:: DOCUMENT SECTION ::
The following summary of the principal terms of the stockholders rights agreement is a general
description only, and is subject to the specific terms and conditions set forth in the Stockholders
Rights Agreement between the Company and Continental Stock Transfer & Trust Company, as Rights
Agent, attached as Exhibit 4.2 to this Registration Statement and incorporated herein by reference.
Rights Evidenced by Common Share Certificates
The Rights will not be exercisable until the Distribution Date (defined below). We will not send
Certificates for the Rights (Rights Certificates) to stockholders and the Rights will attach to
and trade only together with the Common Stock. Common Stock certificates outstanding on the Record
Date will evidence the Rights related thereto, and Common Stock certificates issued after the
Record Date will contain a notation incorporating the Rights Agreement by reference. Until the
Distribution Date (or earlier redemption, exchange or expiration of the Rights), the surrender or
transfer of any certificates for Common Stock, outstanding as of the Record Date, even without
notation or a copy of the Summary of Rights being attached thereto, will also constitute the
transfer of the Rights associated with the Common Stock represented by such certificate.
Distribution Date
The Rights will be separate from the Common Stock, Rights Certificates will be issued and the
Rights will become exercisable upon the earlier of (a) the tenth day after a person or group of
affiliated or associated persons (Acquiring Person) has acquired, or obtained the right to
acquire, beneficial ownership of 15% or more of the Common Stock then outstanding, or (b) the tenth
business day (or such later date as may be determined by the Companys Board of Directors) after a
person or group announces a tender or exchange offer, the consummation of which would result in
ownership by a person or group of 15% or more of the Companys then outstanding Common Stock. The
earlier of these dates is referred to as the Distribution Date. Angeliki Frangou and entities
and persons affiliated or related to her are excluded from the definition of Acquiring Person.
Persons who are beneficial owners of 10% or more of the Common Stock outstanding on the effective
date of the rights agreement shall not become an Acquiring Person until such time as they acquire
such number of additional shares of stock as would cause such person to own 20% or more of the
Companys then outstanding Common Stock.
Issuance of Rights Certificates; Expiration of Rights
As soon as practicable following the Distribution Date, a Rights Certificate will be mailed to
holders of record of the Common Stock as of the close of business on the Distribution Date and such
separate Rights Certificate alone will evidence the Rights from and after the Distribution Date.

:: TASK REQUIREMENTS ::
Return the stretch of the stockholder rights summary from "The following summary" through "herein by reference.", copied word for word.

:: RECORD SET ::
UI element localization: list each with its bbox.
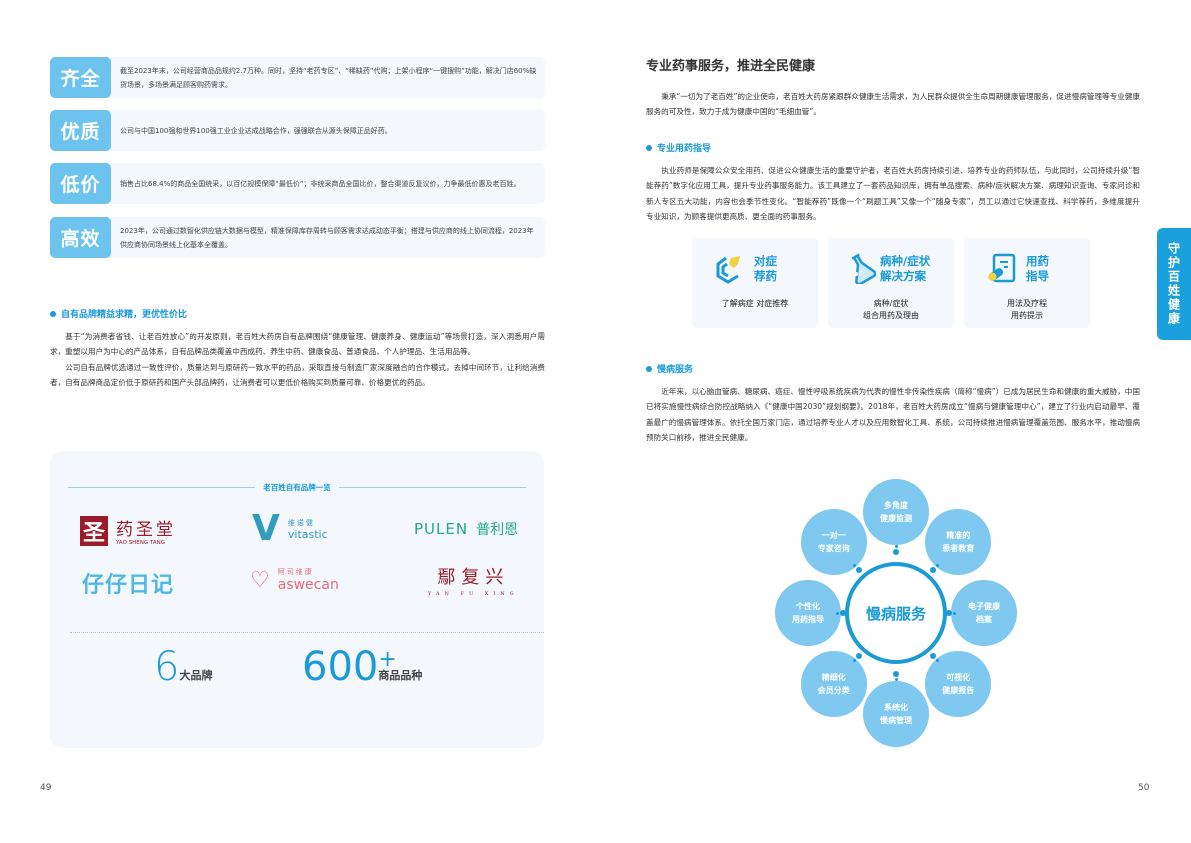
chronic-heading: 慢病服务	[646, 362, 693, 375]
connector-dot	[894, 544, 898, 548]
diagram-node: 多角度 健康监测	[863, 479, 929, 545]
heart-icon: ♡	[250, 567, 270, 593]
logo-zaizairiji: 仔仔日记	[82, 573, 175, 598]
brand-paragraphs: 基于“为消费者省钱、让老百姓放心”的开发原则，老百姓大药房自有品牌围绕“健康管理…	[50, 332, 545, 388]
dotted-divider	[70, 632, 544, 633]
guide-paragraph: 执业药师是保障公众安全用药、促进公众健康生活的重要守护者，老百姓大药房持续引进、…	[646, 166, 1140, 222]
bullet-icon	[646, 365, 652, 372]
feature-text: 公司与中国100强和世界100强工业企业达成战略合作，强强联合从源头保障正品好药…	[120, 126, 392, 135]
connector-dot	[853, 564, 857, 568]
diagram-node: 个性化 用药指导	[775, 580, 841, 646]
stat-products: 600 + 商品品种	[302, 644, 423, 690]
logo-yanfuxing: 鄢复兴 YAN FU XING	[428, 567, 519, 597]
feature-text: 截至2023年末，公司经营商品品规约2.7万种。同时，坚持“老药专区”、“稀缺药…	[120, 66, 537, 89]
chronic-paragraph: 近年来，以心脑血管病、糖尿病、癌症、慢性呼吸系统疾病为代表的慢性非传染性疾病（简…	[646, 387, 1140, 443]
feature-card: 齐全 截至2023年末，公司经营商品品规约2.7万种。同时，坚持“老药专区”、“稀…	[50, 57, 545, 98]
service-card-guidance: 用药 指导 用法及疗程 用药提示	[964, 238, 1090, 328]
connector-dot	[935, 658, 939, 662]
intro-paragraph: 秉承“一切为了老百姓”的企业使命，老百姓大药房紧跟群众健康生活需求，为人民群众提…	[646, 92, 1140, 117]
connector-dot	[894, 678, 898, 682]
feature-card: 高效 2023年，公司通过数智化供应链大数据与模型，精准保障库存周转与顾客需求达成…	[50, 217, 545, 258]
logo-pulen: PULEN 普利恩	[414, 520, 519, 538]
connector-dot	[945, 610, 952, 616]
brand-panel: 老百姓自有品牌一览 圣 药圣堂 YAO SHENG TANG V 维诺健 vitas…	[50, 451, 544, 748]
connector-dot	[836, 611, 840, 615]
connector-dot	[840, 610, 847, 616]
guide-heading: 专业用药指导	[646, 141, 711, 154]
connector-dot	[930, 652, 937, 659]
service-card-solution: 病种/症状 解决方案 病种/症状 组合用药及理由	[828, 238, 954, 328]
feature-label: 齐全	[50, 57, 111, 98]
logo-vitastic: V 维诺健 vitastic	[252, 508, 328, 549]
feature-label: 低价	[50, 163, 111, 204]
panel-title: 老百姓自有品牌一览	[68, 481, 526, 493]
stat-brands: 6 大品牌	[154, 644, 213, 690]
connector-dot	[893, 549, 899, 556]
diagram-node: 可视化 健康报告	[925, 651, 992, 718]
page-number-right: 50	[1138, 783, 1150, 793]
page-title: 专业药事服务，推进全民健康	[646, 59, 816, 74]
connector-dot	[935, 564, 939, 568]
feature-card: 低价 销售占比68.4%的商品全国统采，以百亿规模保障“最低价”；非统采商品全国比…	[50, 163, 545, 204]
feature-text: 2023年，公司通过数智化供应链大数据与模型，精准保障库存周转与顾客需求达成动态…	[120, 226, 534, 249]
feature-label: 优质	[50, 110, 111, 151]
connector-dot	[855, 652, 862, 659]
diagram-center: 慢病服务	[845, 562, 947, 664]
feature-label: 高效	[50, 217, 111, 258]
diagram-node: 精准的 患者教育	[925, 508, 992, 575]
connector-dot	[893, 670, 899, 677]
connector-dot	[855, 567, 862, 574]
flask-icon	[851, 253, 876, 284]
logo-aswecan: ♡ 阿司维康 aswecan	[250, 567, 339, 594]
diagram-node: 一对一 专家咨询	[800, 508, 867, 575]
page-number-left: 49	[40, 783, 52, 793]
connector-dot	[930, 567, 937, 574]
diagram-node: 电子健康 档案	[951, 580, 1017, 646]
logo-yaoshengtang: 圣 药圣堂 YAO SHENG TANG	[80, 515, 176, 546]
bullet-icon	[646, 144, 652, 151]
pill-document-icon	[988, 253, 1016, 283]
feature-text: 销售占比68.4%的商品全国统采，以百亿规模保障“最低价”；非统采商品全国比价，…	[120, 179, 521, 188]
side-tab: 守护百姓健康	[1157, 228, 1191, 340]
diagram-node: 精细化 会员分类	[800, 651, 867, 718]
brand-heading: 自有品牌精益求精，更优性价比	[50, 307, 187, 320]
bullet-icon	[50, 310, 56, 317]
connector-dot	[853, 658, 857, 662]
diagram-node: 系统化 慢病管理	[863, 681, 929, 747]
service-card-recommend: 对症 荐药 了解病症 对症推荐	[692, 238, 818, 328]
connector-dot	[952, 611, 956, 615]
recommend-icon	[716, 256, 740, 284]
feature-card: 优质 公司与中国100强和世界100强工业企业达成战略合作，强强联合从源头保障正品…	[50, 110, 545, 151]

:: FINAL RESULT ::
The following summary of the principal terms of the stockholders rights agreement is a general
description only, and is subject to the specific terms and conditions set forth in the Stockholders
Rights Agreement between the Company and Continental Stock Transfer & Trust Company, as Rights
Agent, attached as Exhibit 4.2 to this Registration Statement and incorporated herein by reference.